--- TASK PROMPT ---
Print all of the data exactly as written.

▬▬▬▬▬▬

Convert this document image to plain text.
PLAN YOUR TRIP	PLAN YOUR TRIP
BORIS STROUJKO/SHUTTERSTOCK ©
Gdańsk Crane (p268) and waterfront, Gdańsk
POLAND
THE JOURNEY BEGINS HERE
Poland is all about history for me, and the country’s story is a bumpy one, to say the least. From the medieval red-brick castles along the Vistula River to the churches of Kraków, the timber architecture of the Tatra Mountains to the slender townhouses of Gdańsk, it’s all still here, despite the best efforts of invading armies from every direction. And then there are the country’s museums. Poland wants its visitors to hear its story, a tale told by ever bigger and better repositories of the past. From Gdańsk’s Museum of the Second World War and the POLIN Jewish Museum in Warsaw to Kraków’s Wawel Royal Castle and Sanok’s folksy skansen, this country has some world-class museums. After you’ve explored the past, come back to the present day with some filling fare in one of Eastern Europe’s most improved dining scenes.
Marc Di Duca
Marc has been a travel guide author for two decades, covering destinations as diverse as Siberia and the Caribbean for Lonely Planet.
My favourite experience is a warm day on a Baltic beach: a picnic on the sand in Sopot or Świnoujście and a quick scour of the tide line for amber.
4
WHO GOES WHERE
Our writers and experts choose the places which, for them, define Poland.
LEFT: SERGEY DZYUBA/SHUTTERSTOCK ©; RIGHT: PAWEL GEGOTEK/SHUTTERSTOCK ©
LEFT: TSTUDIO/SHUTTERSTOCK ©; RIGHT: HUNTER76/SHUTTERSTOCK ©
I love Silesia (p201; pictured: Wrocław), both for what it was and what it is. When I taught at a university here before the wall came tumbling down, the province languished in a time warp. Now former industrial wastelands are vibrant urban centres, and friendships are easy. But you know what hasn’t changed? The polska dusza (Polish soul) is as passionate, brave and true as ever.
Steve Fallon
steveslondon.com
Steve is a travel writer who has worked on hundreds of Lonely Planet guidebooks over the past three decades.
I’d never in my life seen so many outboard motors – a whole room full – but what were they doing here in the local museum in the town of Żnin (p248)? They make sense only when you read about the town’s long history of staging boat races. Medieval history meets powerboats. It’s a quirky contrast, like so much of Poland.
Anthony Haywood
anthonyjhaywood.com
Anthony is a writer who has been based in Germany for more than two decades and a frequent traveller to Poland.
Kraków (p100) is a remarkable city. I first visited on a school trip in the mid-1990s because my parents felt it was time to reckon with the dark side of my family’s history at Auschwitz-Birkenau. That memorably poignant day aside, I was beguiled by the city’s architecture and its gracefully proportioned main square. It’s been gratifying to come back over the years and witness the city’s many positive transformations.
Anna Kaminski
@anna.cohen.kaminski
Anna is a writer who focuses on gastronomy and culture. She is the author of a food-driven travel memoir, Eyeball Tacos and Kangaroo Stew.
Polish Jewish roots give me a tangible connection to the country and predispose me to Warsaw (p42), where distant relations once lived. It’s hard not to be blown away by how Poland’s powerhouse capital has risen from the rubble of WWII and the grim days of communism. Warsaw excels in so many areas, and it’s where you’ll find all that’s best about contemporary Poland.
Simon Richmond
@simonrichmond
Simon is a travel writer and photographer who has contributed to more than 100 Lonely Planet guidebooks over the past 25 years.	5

▬▬▬▬▬▬

--- ANSWER TO THIS TASK ---
Convert this document image to plain text.
PLAN YOUR TRIP	PLAN YOUR TRIP
BORIS STROUJKO/SHUTTERSTOCK ©
Gdańsk Crane (p268) and waterfront, Gdańsk
POLAND
THE JOURNEY BEGINS HERE
Poland is all about history for me, and the country’s story is a bumpy one, to say the least. From the medieval red-brick castles along the Vistula River to the churches of Kraków, the timber architecture of the Tatra Mountains to the slender townhouses of Gdańsk, it’s all still here, despite the best efforts of invading armies from every direction. And then there are the country’s museums. Poland wants its visitors to hear its story, a tale told by ever bigger and better repositories of the past. From Gdańsk’s Museum of the Second World War and the POLIN Jewish Museum in Warsaw to Kraków’s Wawel Royal Castle and Sanok’s folksy skansen, this country has some world-class museums. After you’ve explored the past, come back to the present day with some filling fare in one of Eastern Europe’s most improved dining scenes.
Marc Di Duca
Marc has been a travel guide author for two decades, covering destinations as diverse as Siberia and the Caribbean for Lonely Planet.
My favourite experience is a warm day on a Baltic beach: a picnic on the sand in Sopot or Świnoujście and a quick scour of the tide line for amber.
4
WHO GOES WHERE
Our writers and experts choose the places which, for them, define Poland.
LEFT: SERGEY DZYUBA/SHUTTERSTOCK ©; RIGHT: PAWEL GEGOTEK/SHUTTERSTOCK ©
LEFT: TSTUDIO/SHUTTERSTOCK ©; RIGHT: HUNTER76/SHUTTERSTOCK ©
I love Silesia (p201; pictured: Wrocław), both for what it was and what it is. When I taught at a university here before the wall came tumbling down, the province languished in a time warp. Now former industrial wastelands are vibrant urban centres, and friendships are easy. But you know what hasn’t changed? The polska dusza (Polish soul) is as passionate, brave and true as ever.
Steve Fallon
steveslondon.com
Steve is a travel writer who has worked on hundreds of Lonely Planet guidebooks over the past three decades.
I’d never in my life seen so many outboard motors – a whole room full – but what were they doing here in the local museum in the town of Żnin (p248)? They make sense only when you read about the town’s long history of staging boat races. Medieval history meets powerboats. It’s a quirky contrast, like so much of Poland.
Anthony Haywood
anthonyjhaywood.com
Anthony is a writer who has been based in Germany for more than two decades and a frequent traveller to Poland.
Kraków (p100) is a remarkable city. I first visited on a school trip in the mid-1990s because my parents felt it was time to reckon with the dark side of my family’s history at Auschwitz-Birkenau. That memorably poignant day aside, I was beguiled by the city’s architecture and its gracefully proportioned main square. It’s been gratifying to come back over the years and witness the city’s many positive transformations.
Anna Kaminski
@anna.cohen.kaminski
Anna is a writer who focuses on gastronomy and culture. She is the author of a food-driven travel memoir, Eyeball Tacos and Kangaroo Stew.
Polish Jewish roots give me a tangible connection to the country and predispose me to Warsaw (p42), where distant relations once lived. It’s hard not to be blown away by how Poland’s powerhouse capital has risen from the rubble of WWII and the grim days of communism. Warsaw excels in so many areas, and it’s where you’ll find all that’s best about contemporary Poland.
Simon Richmond
@simonrichmond
Simon is a travel writer and photographer who has contributed to more than 100 Lonely Planet guidebooks over the past 25 years.	5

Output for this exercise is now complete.